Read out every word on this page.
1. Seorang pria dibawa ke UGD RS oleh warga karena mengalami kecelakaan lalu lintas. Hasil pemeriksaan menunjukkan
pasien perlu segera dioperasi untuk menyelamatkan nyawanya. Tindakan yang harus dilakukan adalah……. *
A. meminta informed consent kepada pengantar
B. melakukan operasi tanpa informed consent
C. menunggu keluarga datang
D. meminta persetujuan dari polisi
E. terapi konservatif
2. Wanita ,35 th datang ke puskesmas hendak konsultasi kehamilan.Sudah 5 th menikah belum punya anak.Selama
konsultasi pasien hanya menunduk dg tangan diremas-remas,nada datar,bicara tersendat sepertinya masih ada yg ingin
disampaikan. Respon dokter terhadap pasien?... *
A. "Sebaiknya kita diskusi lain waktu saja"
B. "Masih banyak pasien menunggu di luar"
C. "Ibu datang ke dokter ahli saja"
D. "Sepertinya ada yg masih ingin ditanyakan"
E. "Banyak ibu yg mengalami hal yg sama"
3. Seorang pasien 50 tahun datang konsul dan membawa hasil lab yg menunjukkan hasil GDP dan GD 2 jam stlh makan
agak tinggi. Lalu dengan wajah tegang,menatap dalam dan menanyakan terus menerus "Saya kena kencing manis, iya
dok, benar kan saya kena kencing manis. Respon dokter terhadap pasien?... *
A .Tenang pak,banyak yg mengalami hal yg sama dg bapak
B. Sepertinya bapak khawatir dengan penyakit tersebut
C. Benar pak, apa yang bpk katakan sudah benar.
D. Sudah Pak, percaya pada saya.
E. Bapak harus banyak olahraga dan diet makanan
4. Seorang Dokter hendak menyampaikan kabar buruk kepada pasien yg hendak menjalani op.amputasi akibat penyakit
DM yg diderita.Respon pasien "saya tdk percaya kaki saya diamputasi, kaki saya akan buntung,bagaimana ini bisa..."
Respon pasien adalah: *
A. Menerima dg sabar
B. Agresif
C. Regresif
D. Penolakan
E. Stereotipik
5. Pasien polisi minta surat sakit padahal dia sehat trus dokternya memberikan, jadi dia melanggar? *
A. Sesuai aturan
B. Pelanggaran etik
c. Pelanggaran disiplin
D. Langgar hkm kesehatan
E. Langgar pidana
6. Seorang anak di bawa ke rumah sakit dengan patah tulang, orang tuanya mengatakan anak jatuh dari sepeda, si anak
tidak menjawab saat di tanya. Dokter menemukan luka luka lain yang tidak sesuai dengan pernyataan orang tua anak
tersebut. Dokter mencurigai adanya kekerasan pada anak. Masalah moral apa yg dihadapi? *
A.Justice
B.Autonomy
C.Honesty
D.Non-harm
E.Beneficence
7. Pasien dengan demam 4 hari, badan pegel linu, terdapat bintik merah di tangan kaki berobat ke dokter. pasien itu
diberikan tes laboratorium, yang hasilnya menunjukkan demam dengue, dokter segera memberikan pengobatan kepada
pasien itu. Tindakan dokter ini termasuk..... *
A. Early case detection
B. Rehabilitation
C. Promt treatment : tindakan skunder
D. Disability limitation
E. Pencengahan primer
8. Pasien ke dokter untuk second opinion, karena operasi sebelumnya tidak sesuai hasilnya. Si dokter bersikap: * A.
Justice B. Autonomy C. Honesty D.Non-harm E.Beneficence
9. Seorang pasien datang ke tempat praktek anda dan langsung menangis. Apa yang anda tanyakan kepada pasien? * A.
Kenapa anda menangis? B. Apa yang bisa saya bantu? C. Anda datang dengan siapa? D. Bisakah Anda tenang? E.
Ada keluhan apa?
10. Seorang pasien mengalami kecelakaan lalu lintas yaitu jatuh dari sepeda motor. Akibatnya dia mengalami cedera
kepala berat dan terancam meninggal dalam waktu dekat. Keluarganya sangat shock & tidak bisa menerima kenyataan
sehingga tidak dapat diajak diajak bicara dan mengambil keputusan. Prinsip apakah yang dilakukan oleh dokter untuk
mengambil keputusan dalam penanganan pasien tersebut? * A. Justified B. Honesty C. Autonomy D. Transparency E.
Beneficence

## What you should do:
Write out the entries in full, exactly as given.

## Answer to this problem:
Read out every word on this page.
1. Seorang pria dibawa ke UGD RS oleh warga karena mengalami kecelakaan lalu lintas. Hasil pemeriksaan menunjukkan
pasien perlu segera dioperasi untuk menyelamatkan nyawanya. Tindakan yang harus dilakukan adalah……. *
A. meminta informed consent kepada pengantar
B. melakukan operasi tanpa informed consent
C. menunggu keluarga datang
D. meminta persetujuan dari polisi
E. terapi konservatif
2. Wanita ,35 th datang ke puskesmas hendak konsultasi kehamilan.Sudah 5 th menikah belum punya anak.Selama
konsultasi pasien hanya menunduk dg tangan diremas-remas,nada datar,bicara tersendat sepertinya masih ada yg ingin
disampaikan. Respon dokter terhadap pasien?... *
A. "Sebaiknya kita diskusi lain waktu saja"
B. "Masih banyak pasien menunggu di luar"
C. "Ibu datang ke dokter ahli saja"
D. "Sepertinya ada yg masih ingin ditanyakan"
E. "Banyak ibu yg mengalami hal yg sama"
3. Seorang pasien 50 tahun datang konsul dan membawa hasil lab yg menunjukkan hasil GDP dan GD 2 jam stlh makan
agak tinggi. Lalu dengan wajah tegang,menatap dalam dan menanyakan terus menerus "Saya kena kencing manis, iya
dok, benar kan saya kena kencing manis. Respon dokter terhadap pasien?... *
A .Tenang pak,banyak yg mengalami hal yg sama dg bapak
B. Sepertinya bapak khawatir dengan penyakit tersebut
C. Benar pak, apa yang bpk katakan sudah benar.
D. Sudah Pak, percaya pada saya.
E. Bapak harus banyak olahraga dan diet makanan
4. Seorang Dokter hendak menyampaikan kabar buruk kepada pasien yg hendak menjalani op.amputasi akibat penyakit
DM yg diderita.Respon pasien "saya tdk percaya kaki saya diamputasi, kaki saya akan buntung,bagaimana ini bisa..."
Respon pasien adalah: *
A. Menerima dg sabar
B. Agresif
C. Regresif
D. Penolakan
E. Stereotipik
5. Pasien polisi minta surat sakit padahal dia sehat trus dokternya memberikan, jadi dia melanggar? *
A. Sesuai aturan
B. Pelanggaran etik
c. Pelanggaran disiplin
D. Langgar hkm kesehatan
E. Langgar pidana
6. Seorang anak di bawa ke rumah sakit dengan patah tulang, orang tuanya mengatakan anak jatuh dari sepeda, si anak
tidak menjawab saat di tanya. Dokter menemukan luka luka lain yang tidak sesuai dengan pernyataan orang tua anak
tersebut. Dokter mencurigai adanya kekerasan pada anak. Masalah moral apa yg dihadapi? *
A.Justice
B.Autonomy
C.Honesty
D.Non-harm
E.Beneficence
7. Pasien dengan demam 4 hari, badan pegel linu, terdapat bintik merah di tangan kaki berobat ke dokter. pasien itu
diberikan tes laboratorium, yang hasilnya menunjukkan demam dengue, dokter segera memberikan pengobatan kepada
pasien itu. Tindakan dokter ini termasuk..... *
A. Early case detection
B. Rehabilitation
C. Promt treatment : tindakan skunder
D. Disability limitation
E. Pencengahan primer
8. Pasien ke dokter untuk second opinion, karena operasi sebelumnya tidak sesuai hasilnya. Si dokter bersikap: * A.
Justice B. Autonomy C. Honesty D.Non-harm E.Beneficence
9. Seorang pasien datang ke tempat praktek anda dan langsung menangis. Apa yang anda tanyakan kepada pasien? * A.
Kenapa anda menangis? B. Apa yang bisa saya bantu? C. Anda datang dengan siapa? D. Bisakah Anda tenang? E.
Ada keluhan apa?
10. Seorang pasien mengalami kecelakaan lalu lintas yaitu jatuh dari sepeda motor. Akibatnya dia mengalami cedera
kepala berat dan terancam meninggal dalam waktu dekat. Keluarganya sangat shock & tidak bisa menerima kenyataan
sehingga tidak dapat diajak diajak bicara dan mengambil keputusan. Prinsip apakah yang dilakukan oleh dokter untuk
mengambil keputusan dalam penanganan pasien tersebut? * A. Justified B. Honesty C. Autonomy D. Transparency E.
Beneficence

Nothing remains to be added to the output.